--- start of Recorded information ---

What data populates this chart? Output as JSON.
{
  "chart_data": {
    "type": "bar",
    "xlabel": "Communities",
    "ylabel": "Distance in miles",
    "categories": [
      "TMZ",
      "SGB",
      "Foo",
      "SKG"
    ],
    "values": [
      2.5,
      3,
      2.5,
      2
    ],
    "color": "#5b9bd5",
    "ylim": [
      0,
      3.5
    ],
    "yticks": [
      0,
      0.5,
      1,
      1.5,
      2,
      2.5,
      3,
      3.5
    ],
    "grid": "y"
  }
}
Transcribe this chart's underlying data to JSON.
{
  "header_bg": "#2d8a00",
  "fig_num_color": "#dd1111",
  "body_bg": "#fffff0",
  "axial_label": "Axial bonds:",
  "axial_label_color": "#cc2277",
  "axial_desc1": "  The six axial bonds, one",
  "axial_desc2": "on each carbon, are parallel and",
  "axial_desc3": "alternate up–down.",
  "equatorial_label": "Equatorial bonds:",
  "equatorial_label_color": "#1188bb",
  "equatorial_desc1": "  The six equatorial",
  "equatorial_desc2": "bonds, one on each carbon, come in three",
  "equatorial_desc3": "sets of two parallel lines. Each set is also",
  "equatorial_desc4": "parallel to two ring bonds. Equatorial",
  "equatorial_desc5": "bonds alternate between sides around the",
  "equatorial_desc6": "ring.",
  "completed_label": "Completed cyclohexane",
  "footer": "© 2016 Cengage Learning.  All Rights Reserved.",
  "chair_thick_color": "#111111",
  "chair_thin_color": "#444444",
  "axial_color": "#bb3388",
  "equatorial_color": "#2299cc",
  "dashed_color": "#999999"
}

--- end of Recorded information ---

[Brief]
Show each line holding the word "ring".

[Answer to this problem]
  "equatorial_desc4": "parallel to two ring bonds. Equatorial",
  "equatorial_desc6": "ring.",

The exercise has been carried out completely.